| DATA RECORDS |
- - -
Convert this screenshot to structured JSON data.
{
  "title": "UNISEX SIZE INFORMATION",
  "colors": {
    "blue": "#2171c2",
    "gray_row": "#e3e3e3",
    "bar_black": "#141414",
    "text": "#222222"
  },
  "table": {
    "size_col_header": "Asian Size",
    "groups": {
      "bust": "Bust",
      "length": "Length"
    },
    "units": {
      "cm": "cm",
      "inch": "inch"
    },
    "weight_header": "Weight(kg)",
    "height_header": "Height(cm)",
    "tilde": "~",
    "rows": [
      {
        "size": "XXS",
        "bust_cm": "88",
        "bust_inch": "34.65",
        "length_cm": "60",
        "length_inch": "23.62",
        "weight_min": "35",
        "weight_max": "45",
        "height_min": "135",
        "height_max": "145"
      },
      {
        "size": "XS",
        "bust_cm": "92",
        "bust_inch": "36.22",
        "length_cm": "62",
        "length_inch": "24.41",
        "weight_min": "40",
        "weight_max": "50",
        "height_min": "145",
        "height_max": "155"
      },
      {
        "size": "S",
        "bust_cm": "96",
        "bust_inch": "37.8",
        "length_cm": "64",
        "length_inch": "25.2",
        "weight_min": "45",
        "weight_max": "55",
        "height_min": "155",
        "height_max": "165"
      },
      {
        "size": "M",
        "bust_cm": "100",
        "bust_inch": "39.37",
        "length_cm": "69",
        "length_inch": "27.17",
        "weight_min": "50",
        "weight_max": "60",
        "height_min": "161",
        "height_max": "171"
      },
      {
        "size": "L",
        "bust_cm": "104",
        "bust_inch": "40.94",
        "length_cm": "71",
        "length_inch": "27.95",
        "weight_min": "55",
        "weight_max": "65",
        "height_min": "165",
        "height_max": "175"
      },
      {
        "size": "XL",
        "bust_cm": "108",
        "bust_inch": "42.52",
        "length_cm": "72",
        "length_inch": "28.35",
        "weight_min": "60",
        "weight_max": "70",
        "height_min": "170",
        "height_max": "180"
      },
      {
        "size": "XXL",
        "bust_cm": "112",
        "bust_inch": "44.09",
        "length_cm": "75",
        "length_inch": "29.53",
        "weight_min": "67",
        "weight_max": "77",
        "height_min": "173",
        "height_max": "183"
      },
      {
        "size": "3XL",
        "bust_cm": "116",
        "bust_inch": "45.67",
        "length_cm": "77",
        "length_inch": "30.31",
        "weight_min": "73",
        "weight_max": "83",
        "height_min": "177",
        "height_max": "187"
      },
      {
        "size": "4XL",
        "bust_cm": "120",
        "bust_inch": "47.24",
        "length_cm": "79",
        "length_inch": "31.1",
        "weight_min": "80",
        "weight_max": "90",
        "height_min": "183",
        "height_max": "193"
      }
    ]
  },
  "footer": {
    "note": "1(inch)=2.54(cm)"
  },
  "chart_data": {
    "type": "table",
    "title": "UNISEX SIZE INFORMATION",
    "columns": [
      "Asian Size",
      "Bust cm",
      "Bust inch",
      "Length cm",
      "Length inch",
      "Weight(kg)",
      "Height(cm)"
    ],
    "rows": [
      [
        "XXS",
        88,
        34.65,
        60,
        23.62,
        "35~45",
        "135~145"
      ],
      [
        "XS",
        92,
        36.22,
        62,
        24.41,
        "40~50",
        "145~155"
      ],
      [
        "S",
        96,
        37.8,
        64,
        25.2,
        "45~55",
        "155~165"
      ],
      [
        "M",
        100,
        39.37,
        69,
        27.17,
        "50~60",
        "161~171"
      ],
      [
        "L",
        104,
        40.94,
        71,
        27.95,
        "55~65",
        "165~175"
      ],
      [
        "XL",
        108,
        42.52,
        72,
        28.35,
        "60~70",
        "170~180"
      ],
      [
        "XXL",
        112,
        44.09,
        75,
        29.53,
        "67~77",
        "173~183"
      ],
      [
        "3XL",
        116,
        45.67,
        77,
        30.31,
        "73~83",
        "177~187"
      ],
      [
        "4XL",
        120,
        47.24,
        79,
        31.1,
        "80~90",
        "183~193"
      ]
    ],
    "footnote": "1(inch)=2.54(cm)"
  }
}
- - -
Reproduce each record exactly, leaving nothing out.

Convert this screenshot to structured JSON data.
{
  "title": "UNISEX SIZE INFORMATION",
  "colors": {
    "blue": "#2171c2",
    "gray_row": "#e3e3e3",
    "bar_black": "#141414",
    "text": "#222222"
  },
  "table": {
    "size_col_header": "Asian Size",
    "groups": {
      "bust": "Bust",
      "length": "Length"
    },
    "units": {
      "cm": "cm",
      "inch": "inch"
    },
    "weight_header": "Weight(kg)",
    "height_header": "Height(cm)",
    "tilde": "~",
    "rows": [
      {
        "size": "XXS",
        "bust_cm": "88",
        "bust_inch": "34.65",
        "length_cm": "60",
        "length_inch": "23.62",
        "weight_min": "35",
        "weight_max": "45",
        "height_min": "135",
        "height_max": "145"
      },
      {
        "size": "XS",
        "bust_cm": "92",
        "bust_inch": "36.22",
        "length_cm": "62",
        "length_inch": "24.41",
        "weight_min": "40",
        "weight_max": "50",
        "height_min": "145",
        "height_max": "155"
      },
      {
        "size": "S",
        "bust_cm": "96",
        "bust_inch": "37.8",
        "length_cm": "64",
        "length_inch": "25.2",
        "weight_min": "45",
        "weight_max": "55",
        "height_min": "155",
        "height_max": "165"
      },
      {
        "size": "M",
        "bust_cm": "100",
        "bust_inch": "39.37",
        "length_cm": "69",
        "length_inch": "27.17",
        "weight_min": "50",
        "weight_max": "60",
        "height_min": "161",
        "height_max": "171"
      },
      {
        "size": "L",
        "bust_cm": "104",
        "bust_inch": "40.94",
        "length_cm": "71",
        "length_inch": "27.95",
        "weight_min": "55",
        "weight_max": "65",
        "height_min": "165",
        "height_max": "175"
      },
      {
        "size": "XL",
        "bust_cm": "108",
        "bust_inch": "42.52",
        "length_cm": "72",
        "length_inch": "28.35",
        "weight_min": "60",
        "weight_max": "70",
        "height_min": "170",
        "height_max": "180"
      },
      {
        "size": "XXL",
        "bust_cm": "112",
        "bust_inch": "44.09",
        "length_cm": "75",
        "length_inch": "29.53",
        "weight_min": "67",
        "weight_max": "77",
        "height_min": "173",
        "height_max": "183"
      },
      {
        "size": "3XL",
        "bust_cm": "116",
        "bust_inch": "45.67",
        "length_cm": "77",
        "length_inch": "30.31",
        "weight_min": "73",
        "weight_max": "83",
        "height_min": "177",
        "height_max": "187"
      },
      {
        "size": "4XL",
        "bust_cm": "120",
        "bust_inch": "47.24",
        "length_cm": "79",
        "length_inch": "31.1",
        "weight_min": "80",
        "weight_max": "90",
        "height_min": "183",
        "height_max": "193"
      }
    ]
  },
  "footer": {
    "note": "1(inch)=2.54(cm)"
  },
  "chart_data": {
    "type": "table",
    "title": "UNISEX SIZE INFORMATION",
    "columns": [
      "Asian Size",
      "Bust cm",
      "Bust inch",
      "Length cm",
      "Length inch",
      "Weight(kg)",
      "Height(cm)"
    ],
    "rows": [
      [
        "XXS",
        88,
        34.65,
        60,
        23.62,
        "35~45",
        "135~145"
      ],
      [
        "XS",
        92,
        36.22,
        62,
        24.41,
        "40~50",
        "145~155"
      ],
      [
        "S",
        96,
        37.8,
        64,
        25.2,
        "45~55",
        "155~165"
      ],
      [
        "M",
        100,
        39.37,
        69,
        27.17,
        "50~60",
        "161~171"
      ],
      [
        "L",
        104,
        40.94,
        71,
        27.95,
        "55~65",
        "165~175"
      ],
      [
        "XL",
        108,
        42.52,
        72,
        28.35,
        "60~70",
        "170~180"
      ],
      [
        "XXL",
        112,
        44.09,
        75,
        29.53,
        "67~77",
        "173~183"
      ],
      [
        "3XL",
        116,
        45.67,
        77,
        30.31,
        "73~83",
        "177~187"
      ],
      [
        "4XL",
        120,
        47.24,
        79,
        31.1,
        "80~90",
        "183~193"
      ]
    ],
    "footnote": "1(inch)=2.54(cm)"
  }
}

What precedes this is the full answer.